# Stated exercise:
Give only the number of lines in the data that contain the word "dashed".

(Items listed in a dataset)
::::
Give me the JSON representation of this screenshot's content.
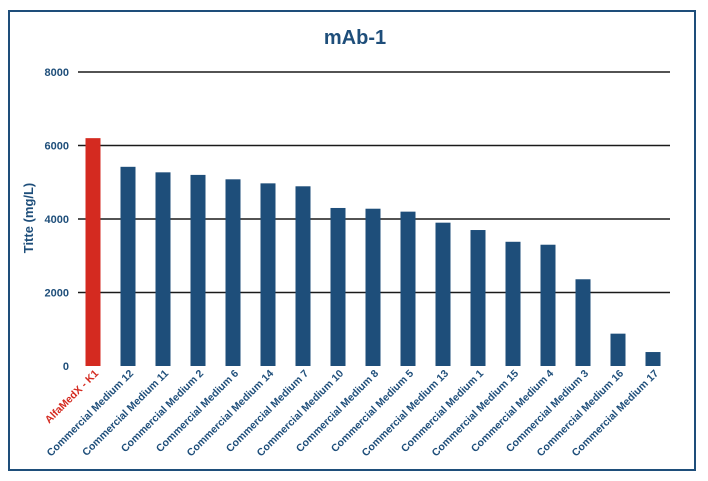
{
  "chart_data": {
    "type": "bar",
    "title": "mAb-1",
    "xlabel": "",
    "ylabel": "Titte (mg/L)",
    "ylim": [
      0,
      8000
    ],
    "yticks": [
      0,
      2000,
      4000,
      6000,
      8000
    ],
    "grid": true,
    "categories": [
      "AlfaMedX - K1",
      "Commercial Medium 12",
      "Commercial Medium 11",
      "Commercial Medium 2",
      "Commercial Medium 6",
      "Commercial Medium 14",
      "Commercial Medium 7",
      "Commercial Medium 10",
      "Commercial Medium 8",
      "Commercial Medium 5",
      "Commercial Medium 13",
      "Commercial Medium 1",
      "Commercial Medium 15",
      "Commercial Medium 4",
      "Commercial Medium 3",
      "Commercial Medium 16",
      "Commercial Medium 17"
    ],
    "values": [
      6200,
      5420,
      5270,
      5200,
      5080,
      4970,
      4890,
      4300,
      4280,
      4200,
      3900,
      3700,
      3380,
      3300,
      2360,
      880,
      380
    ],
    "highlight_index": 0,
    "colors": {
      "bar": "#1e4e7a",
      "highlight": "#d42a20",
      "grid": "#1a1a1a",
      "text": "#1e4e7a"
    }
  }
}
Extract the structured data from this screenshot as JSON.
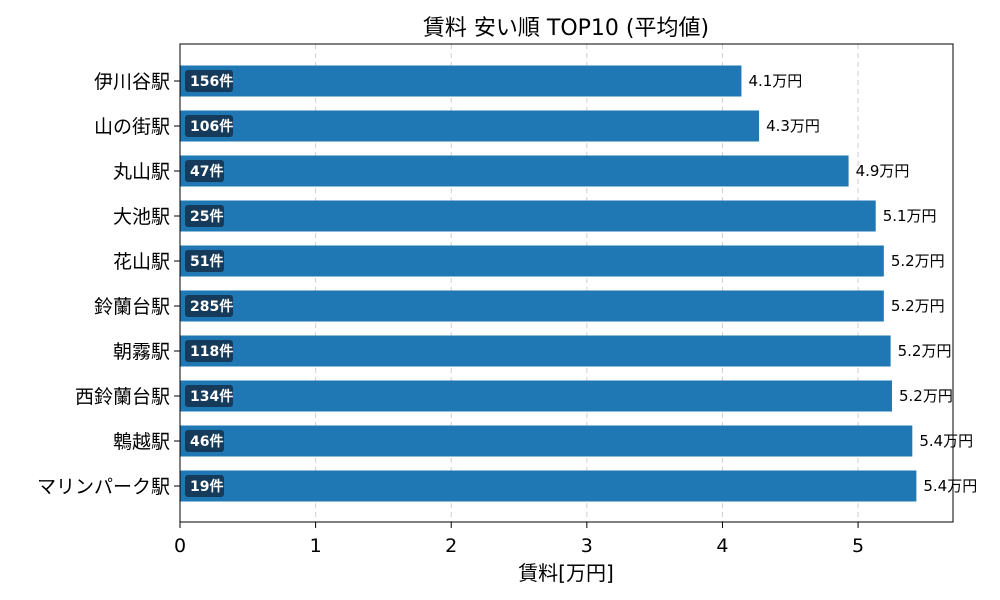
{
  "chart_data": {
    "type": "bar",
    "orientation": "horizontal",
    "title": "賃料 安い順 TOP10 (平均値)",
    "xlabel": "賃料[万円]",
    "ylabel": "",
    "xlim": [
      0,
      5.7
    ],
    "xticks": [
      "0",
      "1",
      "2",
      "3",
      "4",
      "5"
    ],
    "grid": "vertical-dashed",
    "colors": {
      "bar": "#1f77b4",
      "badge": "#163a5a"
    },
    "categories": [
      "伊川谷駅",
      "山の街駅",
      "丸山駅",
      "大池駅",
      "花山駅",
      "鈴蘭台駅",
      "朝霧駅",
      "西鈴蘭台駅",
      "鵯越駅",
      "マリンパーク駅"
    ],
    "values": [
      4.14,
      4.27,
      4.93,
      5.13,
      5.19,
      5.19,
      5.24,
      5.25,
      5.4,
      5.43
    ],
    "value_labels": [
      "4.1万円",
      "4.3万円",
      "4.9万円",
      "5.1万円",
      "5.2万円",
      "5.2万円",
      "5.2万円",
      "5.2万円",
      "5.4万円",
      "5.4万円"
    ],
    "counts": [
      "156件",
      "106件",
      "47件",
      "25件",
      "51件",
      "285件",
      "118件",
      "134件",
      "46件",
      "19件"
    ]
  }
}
::::
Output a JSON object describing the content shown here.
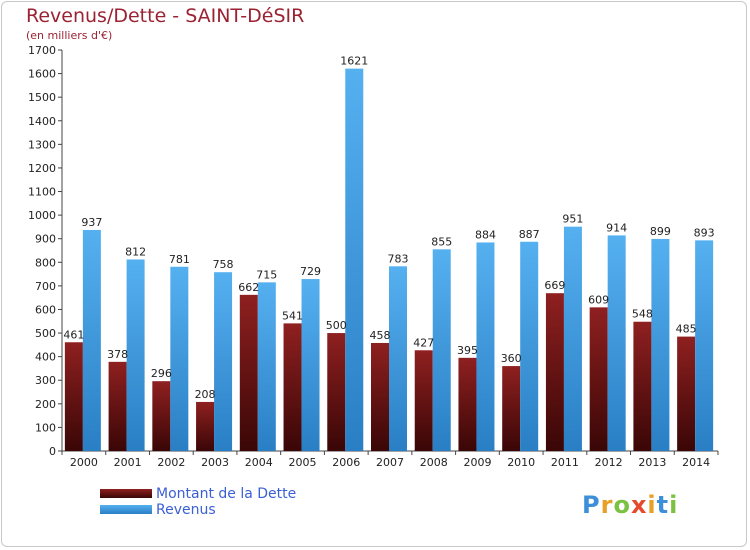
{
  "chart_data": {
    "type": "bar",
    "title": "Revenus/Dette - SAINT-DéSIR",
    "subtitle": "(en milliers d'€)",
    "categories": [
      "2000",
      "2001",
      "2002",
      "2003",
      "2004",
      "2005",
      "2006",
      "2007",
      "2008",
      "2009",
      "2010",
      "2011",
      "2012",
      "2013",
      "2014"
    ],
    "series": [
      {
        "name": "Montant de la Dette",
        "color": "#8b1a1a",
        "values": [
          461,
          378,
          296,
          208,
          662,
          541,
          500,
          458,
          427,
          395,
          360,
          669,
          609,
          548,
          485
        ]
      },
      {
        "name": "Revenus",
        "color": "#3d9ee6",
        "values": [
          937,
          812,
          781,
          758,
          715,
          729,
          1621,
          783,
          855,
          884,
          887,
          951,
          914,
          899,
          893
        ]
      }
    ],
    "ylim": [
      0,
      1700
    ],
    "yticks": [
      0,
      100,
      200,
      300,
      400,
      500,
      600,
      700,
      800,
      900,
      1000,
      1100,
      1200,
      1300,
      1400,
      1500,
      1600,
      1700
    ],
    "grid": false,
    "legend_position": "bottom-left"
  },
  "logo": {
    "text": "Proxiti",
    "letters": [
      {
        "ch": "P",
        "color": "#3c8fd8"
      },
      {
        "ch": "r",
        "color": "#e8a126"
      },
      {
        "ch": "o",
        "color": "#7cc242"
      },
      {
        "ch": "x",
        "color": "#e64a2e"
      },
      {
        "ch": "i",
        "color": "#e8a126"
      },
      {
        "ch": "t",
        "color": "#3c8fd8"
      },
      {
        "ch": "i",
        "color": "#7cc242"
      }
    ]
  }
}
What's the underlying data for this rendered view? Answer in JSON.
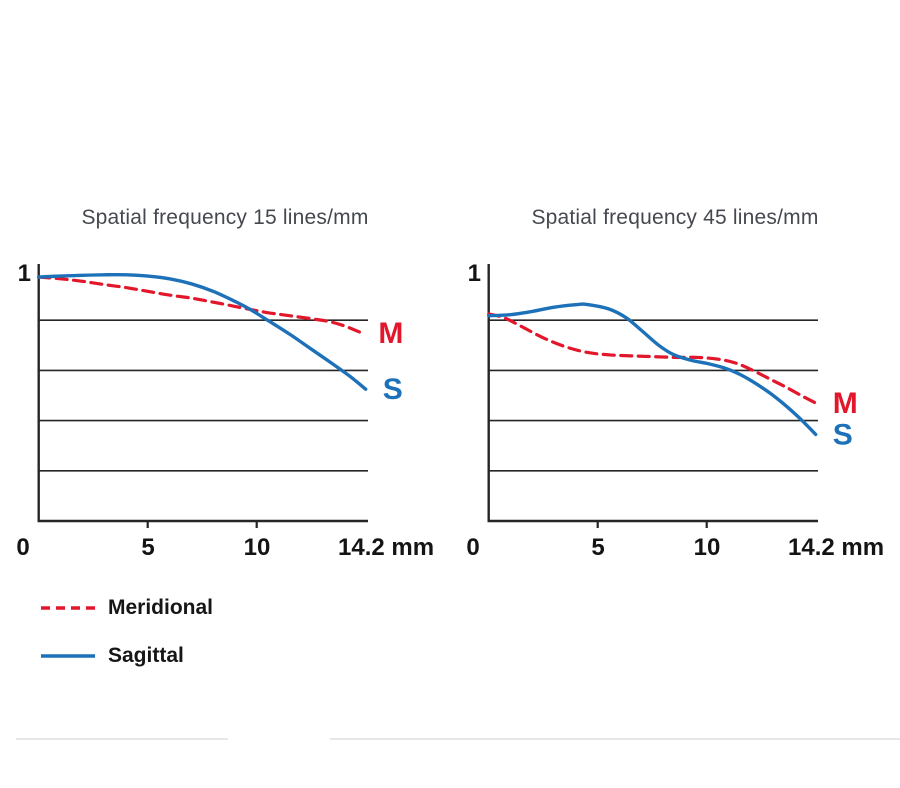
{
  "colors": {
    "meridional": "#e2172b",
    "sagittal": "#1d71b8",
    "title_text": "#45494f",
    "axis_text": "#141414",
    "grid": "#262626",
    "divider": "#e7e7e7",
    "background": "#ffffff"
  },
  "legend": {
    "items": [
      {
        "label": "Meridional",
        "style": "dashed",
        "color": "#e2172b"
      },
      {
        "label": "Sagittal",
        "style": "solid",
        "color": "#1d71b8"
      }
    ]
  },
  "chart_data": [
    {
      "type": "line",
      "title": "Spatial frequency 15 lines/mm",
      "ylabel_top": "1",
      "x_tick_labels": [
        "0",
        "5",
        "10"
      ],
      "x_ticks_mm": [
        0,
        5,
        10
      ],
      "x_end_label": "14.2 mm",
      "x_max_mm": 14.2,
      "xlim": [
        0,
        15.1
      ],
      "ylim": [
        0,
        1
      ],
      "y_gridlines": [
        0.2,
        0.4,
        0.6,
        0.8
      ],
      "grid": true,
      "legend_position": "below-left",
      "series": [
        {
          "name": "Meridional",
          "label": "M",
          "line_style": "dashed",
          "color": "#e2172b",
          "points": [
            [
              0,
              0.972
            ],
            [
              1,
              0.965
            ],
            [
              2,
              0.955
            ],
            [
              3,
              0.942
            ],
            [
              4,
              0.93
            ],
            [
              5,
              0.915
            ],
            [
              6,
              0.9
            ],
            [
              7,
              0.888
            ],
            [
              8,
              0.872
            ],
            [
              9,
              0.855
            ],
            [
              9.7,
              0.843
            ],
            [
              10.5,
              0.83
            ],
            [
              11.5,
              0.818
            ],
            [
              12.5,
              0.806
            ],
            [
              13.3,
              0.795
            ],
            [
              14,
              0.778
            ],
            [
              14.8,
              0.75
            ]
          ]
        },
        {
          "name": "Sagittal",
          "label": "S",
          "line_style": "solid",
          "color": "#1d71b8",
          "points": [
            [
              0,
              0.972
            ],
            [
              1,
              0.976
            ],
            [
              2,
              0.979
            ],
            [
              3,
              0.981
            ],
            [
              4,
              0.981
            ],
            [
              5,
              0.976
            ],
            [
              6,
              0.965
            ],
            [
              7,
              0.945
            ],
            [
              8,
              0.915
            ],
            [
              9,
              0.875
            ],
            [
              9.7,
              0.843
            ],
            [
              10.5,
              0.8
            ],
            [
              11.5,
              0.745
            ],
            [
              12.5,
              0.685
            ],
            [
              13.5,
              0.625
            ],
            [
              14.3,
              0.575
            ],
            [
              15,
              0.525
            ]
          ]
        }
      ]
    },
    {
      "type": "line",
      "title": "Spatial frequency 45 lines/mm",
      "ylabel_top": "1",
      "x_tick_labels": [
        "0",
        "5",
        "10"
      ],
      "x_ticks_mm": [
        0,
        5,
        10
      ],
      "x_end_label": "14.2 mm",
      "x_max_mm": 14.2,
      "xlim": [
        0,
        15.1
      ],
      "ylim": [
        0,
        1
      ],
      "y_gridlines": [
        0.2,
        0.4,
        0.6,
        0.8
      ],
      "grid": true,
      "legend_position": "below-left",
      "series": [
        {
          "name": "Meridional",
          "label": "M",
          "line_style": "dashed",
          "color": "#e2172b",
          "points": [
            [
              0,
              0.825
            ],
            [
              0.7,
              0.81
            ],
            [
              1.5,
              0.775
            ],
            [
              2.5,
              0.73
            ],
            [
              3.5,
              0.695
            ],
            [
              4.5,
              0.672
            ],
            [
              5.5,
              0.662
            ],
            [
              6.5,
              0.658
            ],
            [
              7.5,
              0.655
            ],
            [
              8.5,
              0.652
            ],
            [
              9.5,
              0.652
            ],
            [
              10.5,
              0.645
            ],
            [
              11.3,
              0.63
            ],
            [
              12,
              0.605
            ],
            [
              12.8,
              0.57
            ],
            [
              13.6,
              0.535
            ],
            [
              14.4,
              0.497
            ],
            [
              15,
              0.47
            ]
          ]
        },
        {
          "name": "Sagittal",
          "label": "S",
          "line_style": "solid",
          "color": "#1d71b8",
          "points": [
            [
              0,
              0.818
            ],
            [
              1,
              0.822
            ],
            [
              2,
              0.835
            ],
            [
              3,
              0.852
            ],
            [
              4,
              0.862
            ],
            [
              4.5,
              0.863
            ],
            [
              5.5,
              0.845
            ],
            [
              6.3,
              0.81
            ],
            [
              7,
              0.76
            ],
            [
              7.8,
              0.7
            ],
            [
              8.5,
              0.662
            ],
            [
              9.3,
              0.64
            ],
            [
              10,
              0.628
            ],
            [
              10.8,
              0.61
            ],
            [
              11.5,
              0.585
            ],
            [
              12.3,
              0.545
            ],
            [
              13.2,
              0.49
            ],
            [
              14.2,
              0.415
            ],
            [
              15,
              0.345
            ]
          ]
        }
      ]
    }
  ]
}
::::
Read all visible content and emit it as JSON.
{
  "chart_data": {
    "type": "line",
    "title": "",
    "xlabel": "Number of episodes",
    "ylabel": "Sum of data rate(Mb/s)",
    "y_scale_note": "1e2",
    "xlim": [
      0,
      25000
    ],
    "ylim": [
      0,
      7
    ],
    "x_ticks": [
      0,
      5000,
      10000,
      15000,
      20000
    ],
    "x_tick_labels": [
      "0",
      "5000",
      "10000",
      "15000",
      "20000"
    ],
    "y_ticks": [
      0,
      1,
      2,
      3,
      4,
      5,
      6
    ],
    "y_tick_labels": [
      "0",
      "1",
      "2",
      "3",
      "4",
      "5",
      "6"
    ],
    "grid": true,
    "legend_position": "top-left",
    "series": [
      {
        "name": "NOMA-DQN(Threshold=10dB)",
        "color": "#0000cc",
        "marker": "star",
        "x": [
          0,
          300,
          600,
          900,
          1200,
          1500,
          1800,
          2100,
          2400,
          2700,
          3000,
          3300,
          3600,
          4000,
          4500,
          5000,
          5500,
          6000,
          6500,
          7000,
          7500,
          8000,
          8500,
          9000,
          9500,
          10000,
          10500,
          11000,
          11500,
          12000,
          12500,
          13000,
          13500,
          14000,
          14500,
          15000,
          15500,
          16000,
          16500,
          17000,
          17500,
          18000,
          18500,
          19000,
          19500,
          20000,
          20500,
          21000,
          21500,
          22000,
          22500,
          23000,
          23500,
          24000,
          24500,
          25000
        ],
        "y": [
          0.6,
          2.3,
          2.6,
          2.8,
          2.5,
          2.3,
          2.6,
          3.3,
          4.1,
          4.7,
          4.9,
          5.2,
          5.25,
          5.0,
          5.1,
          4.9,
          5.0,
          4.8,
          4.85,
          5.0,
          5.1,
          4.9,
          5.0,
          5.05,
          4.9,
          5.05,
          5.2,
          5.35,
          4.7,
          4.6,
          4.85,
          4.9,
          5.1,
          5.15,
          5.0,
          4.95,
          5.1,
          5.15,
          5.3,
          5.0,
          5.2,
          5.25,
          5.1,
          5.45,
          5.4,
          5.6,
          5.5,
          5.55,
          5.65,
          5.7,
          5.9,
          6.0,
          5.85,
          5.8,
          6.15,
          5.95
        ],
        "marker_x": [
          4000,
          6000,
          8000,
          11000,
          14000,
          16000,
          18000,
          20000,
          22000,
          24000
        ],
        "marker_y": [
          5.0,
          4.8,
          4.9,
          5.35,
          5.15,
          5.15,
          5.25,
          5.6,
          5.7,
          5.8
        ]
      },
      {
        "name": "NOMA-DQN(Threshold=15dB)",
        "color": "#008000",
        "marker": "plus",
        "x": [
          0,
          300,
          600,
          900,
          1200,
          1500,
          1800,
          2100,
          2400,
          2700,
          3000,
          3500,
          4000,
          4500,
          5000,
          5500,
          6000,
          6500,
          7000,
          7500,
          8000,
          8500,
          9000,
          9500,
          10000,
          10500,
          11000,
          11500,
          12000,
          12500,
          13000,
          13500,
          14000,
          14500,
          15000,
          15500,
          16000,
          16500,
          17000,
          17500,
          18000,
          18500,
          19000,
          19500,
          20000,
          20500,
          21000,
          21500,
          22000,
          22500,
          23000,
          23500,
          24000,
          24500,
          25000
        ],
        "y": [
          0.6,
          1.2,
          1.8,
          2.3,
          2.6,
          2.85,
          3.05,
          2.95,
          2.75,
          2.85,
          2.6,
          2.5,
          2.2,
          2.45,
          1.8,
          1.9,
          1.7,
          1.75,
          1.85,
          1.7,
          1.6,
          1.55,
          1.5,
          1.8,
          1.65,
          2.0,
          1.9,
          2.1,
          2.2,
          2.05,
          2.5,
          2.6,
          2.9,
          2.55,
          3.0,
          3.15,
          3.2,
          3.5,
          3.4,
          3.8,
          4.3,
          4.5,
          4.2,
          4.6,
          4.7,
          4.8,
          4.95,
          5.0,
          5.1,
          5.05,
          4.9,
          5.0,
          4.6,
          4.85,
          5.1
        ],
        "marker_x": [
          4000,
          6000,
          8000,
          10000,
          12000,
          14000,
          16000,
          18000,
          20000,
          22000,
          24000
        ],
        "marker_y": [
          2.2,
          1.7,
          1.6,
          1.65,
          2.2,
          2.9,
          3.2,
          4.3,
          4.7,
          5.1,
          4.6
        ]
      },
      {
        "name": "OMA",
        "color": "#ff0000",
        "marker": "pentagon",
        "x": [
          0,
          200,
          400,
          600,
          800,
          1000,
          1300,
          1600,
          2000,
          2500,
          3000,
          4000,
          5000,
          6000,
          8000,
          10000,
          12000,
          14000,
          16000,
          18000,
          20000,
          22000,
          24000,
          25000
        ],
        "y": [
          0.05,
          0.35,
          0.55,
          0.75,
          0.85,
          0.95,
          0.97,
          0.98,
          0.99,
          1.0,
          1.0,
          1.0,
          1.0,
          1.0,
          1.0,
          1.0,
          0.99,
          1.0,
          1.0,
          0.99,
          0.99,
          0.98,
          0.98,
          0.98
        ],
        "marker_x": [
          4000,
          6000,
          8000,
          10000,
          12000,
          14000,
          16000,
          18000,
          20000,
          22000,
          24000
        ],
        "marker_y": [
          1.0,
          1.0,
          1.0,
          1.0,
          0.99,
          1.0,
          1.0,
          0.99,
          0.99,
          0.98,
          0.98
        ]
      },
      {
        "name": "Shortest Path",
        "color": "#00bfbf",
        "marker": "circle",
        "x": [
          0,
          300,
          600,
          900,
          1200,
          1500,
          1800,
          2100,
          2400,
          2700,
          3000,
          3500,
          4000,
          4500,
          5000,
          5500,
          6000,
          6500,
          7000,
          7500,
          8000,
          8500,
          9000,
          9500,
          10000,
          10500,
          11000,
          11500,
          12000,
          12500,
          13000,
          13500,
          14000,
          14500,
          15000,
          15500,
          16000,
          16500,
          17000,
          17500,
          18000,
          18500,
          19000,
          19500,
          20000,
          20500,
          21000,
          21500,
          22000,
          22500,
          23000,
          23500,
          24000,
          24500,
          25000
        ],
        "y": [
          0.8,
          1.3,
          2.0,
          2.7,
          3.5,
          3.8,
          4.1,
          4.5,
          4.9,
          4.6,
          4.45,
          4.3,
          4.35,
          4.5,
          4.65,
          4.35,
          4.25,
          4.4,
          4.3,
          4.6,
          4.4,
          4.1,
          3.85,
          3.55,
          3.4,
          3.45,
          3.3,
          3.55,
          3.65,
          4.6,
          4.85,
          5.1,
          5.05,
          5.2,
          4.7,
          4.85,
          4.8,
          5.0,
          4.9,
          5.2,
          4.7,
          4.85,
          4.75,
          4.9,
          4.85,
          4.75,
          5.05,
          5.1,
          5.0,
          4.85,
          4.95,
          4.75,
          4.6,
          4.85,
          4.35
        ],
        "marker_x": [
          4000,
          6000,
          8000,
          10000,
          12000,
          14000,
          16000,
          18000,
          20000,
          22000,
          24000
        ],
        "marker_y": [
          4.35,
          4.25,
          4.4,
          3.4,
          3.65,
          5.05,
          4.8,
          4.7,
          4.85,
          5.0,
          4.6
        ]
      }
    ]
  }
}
::::
# The solution:
4